Text block >>

CONCEPT

Progressive delivery per database¶

Definition¶

Progressive delivery per database is the fleet-rollout discipline for a database-as-a-service vendor where configuration and binary changes ship one customer database at a time, gated by feature flags, with dev- branch environments catching changes before production- branch environments by a minimum soak period (at PlanetScale, one week).

Max Englander's canonical framing ():

"Data plane changes are shipped gradually to progressively critical environments. Database cluster config and binary changes are shipped database by database using feature flags. Release channels allow us to ship changes to dev branches first, and to wait a week or more before shipping those same changes to production branches. Minimizes the impact of our own mistakes on our customers."

Distinguishing property: per-tenant-cell granularity¶

Generic progressive-delivery primitives — canary deployment, blue-green, percentage-rollout, cohort-split — operate at the traffic altitude: a percentage of requests land on the new version. For a multi-tenant database-as-a-service vendor, the useful granularity is different:

Traffic-percentage doesn't map: each customer's traffic goes to their cluster, not a pooled fleet. A 1% cohort-rollout means "1% of customers, all of their traffic" — which is a much scarier blast radius than "1% of one customer's traffic".
Per-tenant-cell granularity ("one customer database at a time") is what bounds blast radius at the natural isolation boundary of the product. Englander's consequence: "A bug in Vitess or the PlanetScale Kubernetes operator rarely impacts more than 1-2 customers."

The per-tenant-cell granularity only works because the product is physically partitioned per tenant — each customer has their own cluster, their own VMs, their own storage. On a multi-tenant shared-cluster product (e.g. a Kubernetes control plane, a shared SaaS DB), the progressive-delivery shape is different — there's no per-tenant-cell to roll.

Three orthogonal rollout dimensions¶

Englander's framing names three compositional rollout dimensions:

1. Per-environment critically ladder¶

"shipped gradually to progressively critical environments". Canonical ladder on a DBaaS: internal dogfooding → development environments → staging → free- tier production → paid-tier production → enterprise-tier production. Each step widens the blast radius of a bad change; advancing requires signal from the previous step.

2. Per-database feature-flag gate¶

"Database cluster config and binary changes are shipped database by database using feature flags". Each change is gated by a feature flag; enabling a flag on one database is the atomic unit of rollout. Rollback = flip the flag off. Enables:

Surgical disable when telemetry surfaces a problem affecting a specific database
Bug-repro on demand by enabling a flag on a consenting customer
Gradual rollout by flipping the flag on more databases over time

3. Release channels with soak periods¶

"Release channels allow us to ship changes to dev branches first, and to wait a week or more before shipping those same changes to production branches". Dev-branch is the soak environment — changes arrive there first, bake for a week-or-more, and only propagate to production- branch if no regressions surface in that window. The week-or-more soak is a calendar-time lower bound independent of the per-database rollout pace.

Blast-radius calculus¶

The composition of the three dimensions gives:

worst-case blast radius =
    (change shipped to dev branches only) : 0 production impact
    (change shipped to production, one DB at a time) : 1 customer at a time until rollback
    (after a full week of soak) : whatever regressions exist are well-mapped

Englander's load-bearing claim: "rarely impacts more than 1-2 customers". The 1-2 customers are the ones whose flag flipped just before the telemetry surfaced the regression; after that, the flag is rolled back and no further customers see the change.

(Recorded data)
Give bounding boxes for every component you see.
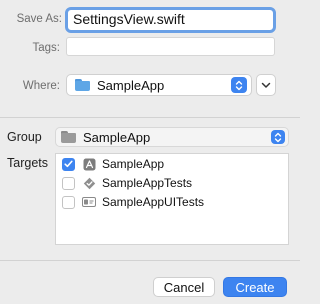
checkmark-icon [64, 160, 73, 168]
target-row-sampleappuitests[interactable]: SampleAppUITests [62, 193, 204, 211]
create-button[interactable]: Create [223, 277, 287, 297]
popup-stepper-icon [231, 77, 247, 93]
targets-list: SampleApp SampleAppTests SampleAppUITest… [55, 153, 289, 245]
checkbox[interactable] [62, 176, 75, 190]
group-label: Group [7, 130, 42, 144]
target-name: SampleApp [102, 157, 165, 171]
test-bundle-icon [82, 176, 96, 190]
target-name: SampleAppTests [102, 176, 193, 190]
cancel-button[interactable]: Cancel [153, 277, 215, 297]
where-popup[interactable]: SampleApp [66, 74, 252, 96]
where-value: SampleApp [97, 77, 165, 93]
chevron-down-icon [261, 82, 271, 88]
group-value: SampleApp [83, 129, 151, 145]
target-name: SampleAppUITests [102, 195, 205, 209]
divider [0, 117, 300, 118]
ui-test-bundle-icon [82, 195, 96, 209]
app-icon [82, 157, 96, 171]
folder-icon [61, 131, 76, 143]
folder-icon [75, 79, 90, 91]
checkbox[interactable] [62, 195, 75, 209]
save-as-label: Save As: [16, 13, 62, 25]
tags-label: Tags: [32, 42, 61, 54]
target-row-sampleapp[interactable]: SampleApp [62, 155, 164, 173]
expand-button[interactable] [256, 74, 276, 96]
target-row-sampleapptests[interactable]: SampleAppTests [62, 174, 192, 192]
checkbox[interactable] [62, 157, 75, 171]
divider [0, 260, 300, 261]
where-label: Where: [22, 80, 60, 92]
popup-stepper-icon [271, 130, 285, 144]
group-popup[interactable]: SampleApp [55, 127, 289, 147]
targets-label: Targets [7, 156, 48, 170]
tags-field[interactable] [66, 37, 275, 56]
save-as-field[interactable]: SettingsView.swift [65, 7, 276, 33]
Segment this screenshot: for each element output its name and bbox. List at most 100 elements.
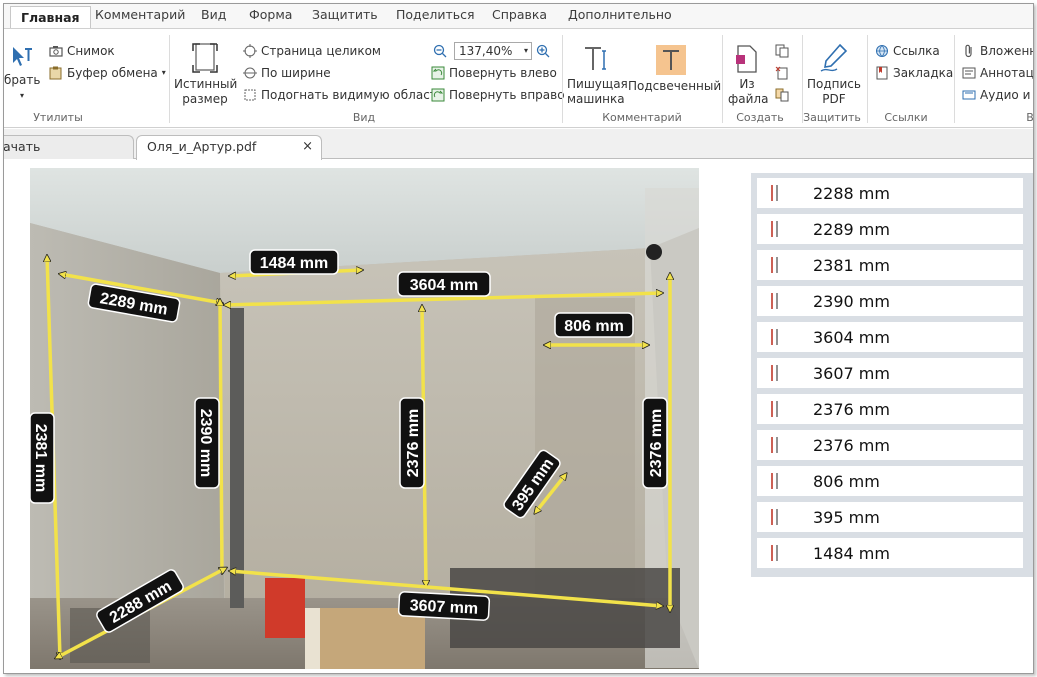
list-item[interactable]: 2288 mm — [757, 178, 1023, 208]
bookmark-button[interactable]: Закладка — [874, 63, 953, 83]
camera-icon — [48, 44, 63, 59]
list-item[interactable]: 1484 mm — [757, 538, 1023, 568]
svg-text:3604 mm: 3604 mm — [410, 277, 479, 294]
ruler-icon — [770, 364, 786, 382]
highlight-text-icon — [656, 45, 686, 75]
tab-help[interactable]: Справка — [492, 4, 547, 28]
list-item[interactable]: 2381 mm — [757, 250, 1023, 280]
ruler-icon — [770, 328, 786, 346]
ruler-icon — [770, 400, 786, 418]
list-item[interactable]: 2289 mm — [757, 214, 1023, 244]
link-button[interactable]: Ссылка — [874, 41, 940, 61]
from-file-button[interactable]: Из файла — [728, 45, 768, 107]
rotate-left-button[interactable]: Повернуть влево — [430, 63, 557, 83]
group-label-create: Создать — [736, 111, 784, 124]
combine-files-icon — [774, 88, 789, 103]
group-label-view: Вид — [352, 111, 376, 124]
annotation-icon — [961, 66, 976, 81]
zoom-in-button[interactable] — [535, 41, 550, 61]
tab-protect[interactable]: Защитить — [312, 4, 378, 28]
measurement-value: 2376 mm — [813, 435, 890, 455]
group-separator — [562, 35, 563, 123]
zoom-select[interactable]: 137,40% ▾ — [454, 42, 532, 60]
measurement-value: 395 mm — [813, 507, 880, 527]
fit-width-label: По ширине — [261, 66, 331, 80]
measure-label-806: 806 mm — [554, 312, 634, 338]
highlighted-label: Подсвеченный — [628, 79, 722, 93]
fit-page-label: Страница целиком — [261, 44, 381, 58]
ruler-icon — [770, 544, 786, 562]
fit-page-button[interactable]: Страница целиком — [242, 41, 381, 61]
new-file-icon — [736, 45, 757, 73]
create-option-1-button[interactable] — [774, 41, 789, 61]
list-item[interactable]: 395 mm — [757, 502, 1023, 532]
select-tool-button[interactable]: брать ▾ — [4, 45, 40, 103]
clipboard-label: Буфер обмена — [67, 66, 158, 80]
ruler-icon — [770, 184, 786, 202]
app-window: Главная Комментарий Вид Форма Защитить П… — [3, 3, 1034, 674]
tab-document[interactable]: Оля_и_Артур.pdf × — [136, 135, 322, 160]
measurement-value: 2289 mm — [813, 219, 890, 239]
chevron-down-icon: ▾ — [19, 91, 24, 100]
measure-label-2390: 2390 mm — [194, 397, 220, 489]
tab-comment[interactable]: Комментарий — [95, 4, 185, 28]
list-item[interactable]: 3604 mm — [757, 322, 1023, 352]
list-item[interactable]: 2376 mm — [757, 430, 1023, 460]
svg-text:1484 mm: 1484 mm — [260, 255, 329, 272]
typewriter-button[interactable]: Пишущая машинка — [567, 45, 628, 107]
snapshot-label: Снимок — [67, 44, 115, 58]
tab-form[interactable]: Форма — [249, 4, 292, 28]
clipboard-dropdown-icon[interactable]: ▾ — [162, 63, 166, 83]
tab-home[interactable]: Главная — [10, 6, 91, 29]
measure-line-2390 — [220, 300, 222, 573]
tab-start[interactable]: ачать — [3, 135, 134, 159]
rotate-left-label: Повернуть влево — [449, 66, 557, 80]
audio-video-button[interactable]: Аудио и — [961, 85, 1030, 105]
list-item[interactable]: 2376 mm — [757, 394, 1023, 424]
tab-start-label: ачать — [3, 139, 41, 154]
group-separator — [954, 35, 955, 123]
svg-text:2376 mm: 2376 mm — [648, 409, 665, 478]
zoom-out-button[interactable] — [432, 41, 447, 61]
measurement-value: 806 mm — [813, 471, 880, 491]
actual-size-button[interactable]: Истинный размер — [174, 43, 237, 107]
fit-visible-button[interactable]: Подогнать видимую область — [242, 85, 444, 105]
zoom-dropdown-icon: ▾ — [523, 46, 528, 55]
measure-label-3604: 3604 mm — [397, 271, 491, 297]
group-label-utils: Утилиты — [33, 111, 83, 124]
sign-pdf-button[interactable]: Подпись PDF — [805, 43, 863, 107]
tab-view[interactable]: Вид — [201, 4, 226, 28]
highlighted-text-button[interactable]: Подсвеченный — [628, 45, 722, 94]
tab-advanced[interactable]: Дополнительно — [568, 4, 672, 28]
typewriter-label-1: Пишущая — [567, 77, 628, 91]
snapshot-button[interactable]: Снимок — [48, 41, 115, 61]
measurement-value: 3607 mm — [813, 363, 890, 383]
list-item[interactable]: 806 mm — [757, 466, 1023, 496]
measurement-list: 2288 mm 2289 mm 2381 mm 2390 mm 3604 mm … — [751, 173, 1033, 577]
tab-document-label: Оля_и_Артур.pdf — [147, 139, 257, 154]
annotation-button[interactable]: Аннотац — [961, 63, 1033, 83]
measurement-value: 3604 mm — [813, 327, 890, 347]
attachment-button[interactable]: Вложенн — [961, 41, 1033, 61]
ruler-icon — [770, 508, 786, 526]
main-menu-tabs: Главная Комментарий Вид Форма Защитить П… — [4, 4, 1033, 29]
create-option-2-button[interactable] — [774, 63, 789, 83]
group-separator — [169, 35, 170, 123]
tab-share[interactable]: Поделиться — [396, 4, 475, 28]
clipboard-button[interactable]: Буфер обмена ▾ — [48, 63, 166, 83]
fit-visible-label: Подогнать видимую область — [261, 88, 444, 102]
measurement-value: 2288 mm — [813, 183, 890, 203]
list-item[interactable]: 2390 mm — [757, 286, 1023, 316]
measurement-value: 2376 mm — [813, 399, 890, 419]
fit-width-button[interactable]: По ширине — [242, 63, 331, 83]
bookmark-label: Закладка — [893, 66, 954, 80]
group-separator — [802, 35, 803, 123]
paperclip-icon — [961, 44, 976, 59]
fit-width-icon — [242, 66, 257, 81]
list-item[interactable]: 3607 mm — [757, 358, 1023, 388]
create-option-3-button[interactable] — [774, 85, 789, 105]
close-icon[interactable]: × — [302, 136, 313, 158]
measurement-value: 2381 mm — [813, 255, 890, 275]
measure-label-2376-right: 2376 mm — [642, 397, 668, 489]
rotate-right-button[interactable]: Повернуть вправо — [430, 85, 565, 105]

Exercise >> From the text on progressive delivery per database above, extract everything from "The composition of" down to "see the change.".

Correct answer >>
The composition of the three dimensions gives:

worst-case blast radius =
    (change shipped to dev branches only) : 0 production impact
    (change shipped to production, one DB at a time) : 1 customer at a time until rollback
    (after a full week of soak) : whatever regressions exist are well-mapped

Englander's load-bearing claim: "rarely impacts more than 1-2 customers". The 1-2 customers are the ones whose flag flipped just before the telemetry surfaced the regression; after that, the flag is rolled back and no further customers see the change.